**GIVEN INSTRUCTION:** Extract the whole listing as it stands. Do not include the pictures.

(Data records)

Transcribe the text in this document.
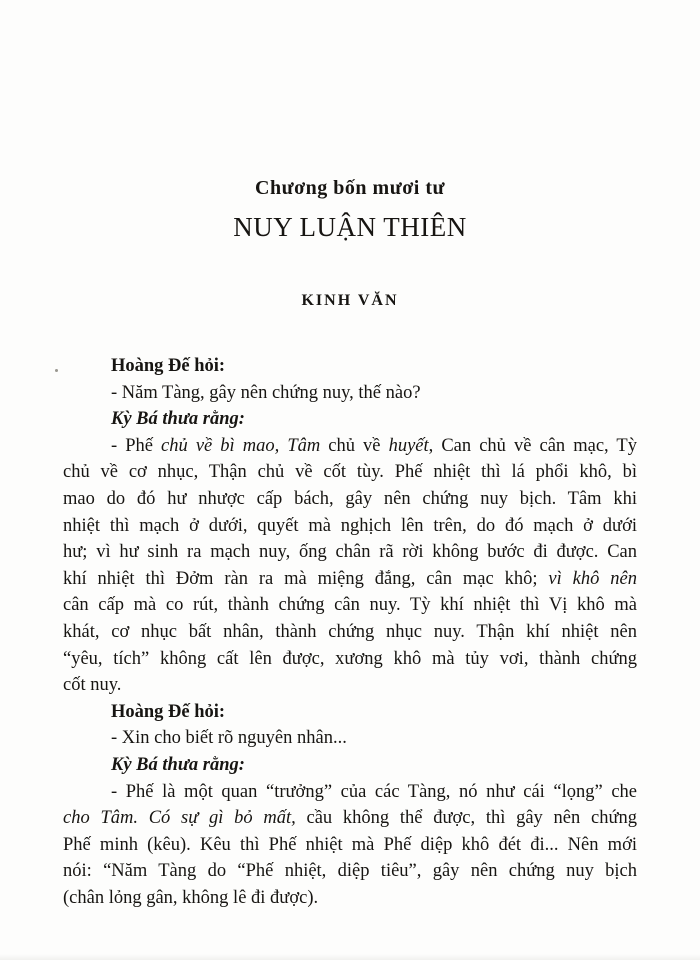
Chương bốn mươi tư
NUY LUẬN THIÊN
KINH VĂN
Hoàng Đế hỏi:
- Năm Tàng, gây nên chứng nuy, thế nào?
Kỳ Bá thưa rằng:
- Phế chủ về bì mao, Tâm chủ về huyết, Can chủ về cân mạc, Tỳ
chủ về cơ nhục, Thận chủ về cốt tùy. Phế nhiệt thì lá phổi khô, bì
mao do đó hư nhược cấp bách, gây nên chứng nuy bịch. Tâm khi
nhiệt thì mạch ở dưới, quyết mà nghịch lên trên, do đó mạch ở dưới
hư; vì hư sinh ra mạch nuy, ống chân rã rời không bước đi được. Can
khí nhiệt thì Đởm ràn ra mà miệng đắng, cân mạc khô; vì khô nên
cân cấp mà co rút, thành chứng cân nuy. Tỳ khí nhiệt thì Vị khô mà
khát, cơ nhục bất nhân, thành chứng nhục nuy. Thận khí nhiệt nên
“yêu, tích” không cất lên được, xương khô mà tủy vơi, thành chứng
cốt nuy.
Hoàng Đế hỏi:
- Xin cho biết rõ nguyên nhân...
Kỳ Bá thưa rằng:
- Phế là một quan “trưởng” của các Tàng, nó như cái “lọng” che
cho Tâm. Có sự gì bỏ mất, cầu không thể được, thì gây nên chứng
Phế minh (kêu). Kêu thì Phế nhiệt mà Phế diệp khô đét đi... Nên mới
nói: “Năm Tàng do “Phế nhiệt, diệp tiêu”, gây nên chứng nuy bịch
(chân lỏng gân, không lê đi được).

**REPLY TO THE TASK:**
Transcribe the text in this document.
Chương bốn mươi tư
NUY LUẬN THIÊN
KINH VĂN
Hoàng Đế hỏi:
- Năm Tàng, gây nên chứng nuy, thế nào?
Kỳ Bá thưa rằng:
- Phế chủ về bì mao, Tâm chủ về huyết, Can chủ về cân mạc, Tỳ
chủ về cơ nhục, Thận chủ về cốt tùy. Phế nhiệt thì lá phổi khô, bì
mao do đó hư nhược cấp bách, gây nên chứng nuy bịch. Tâm khi
nhiệt thì mạch ở dưới, quyết mà nghịch lên trên, do đó mạch ở dưới
hư; vì hư sinh ra mạch nuy, ống chân rã rời không bước đi được. Can
khí nhiệt thì Đởm ràn ra mà miệng đắng, cân mạc khô; vì khô nên
cân cấp mà co rút, thành chứng cân nuy. Tỳ khí nhiệt thì Vị khô mà
khát, cơ nhục bất nhân, thành chứng nhục nuy. Thận khí nhiệt nên
“yêu, tích” không cất lên được, xương khô mà tủy vơi, thành chứng
cốt nuy.
Hoàng Đế hỏi:
- Xin cho biết rõ nguyên nhân...
Kỳ Bá thưa rằng:
- Phế là một quan “trưởng” của các Tàng, nó như cái “lọng” che
cho Tâm. Có sự gì bỏ mất, cầu không thể được, thì gây nên chứng
Phế minh (kêu). Kêu thì Phế nhiệt mà Phế diệp khô đét đi... Nên mới
nói: “Năm Tàng do “Phế nhiệt, diệp tiêu”, gây nên chứng nuy bịch
(chân lỏng gân, không lê đi được).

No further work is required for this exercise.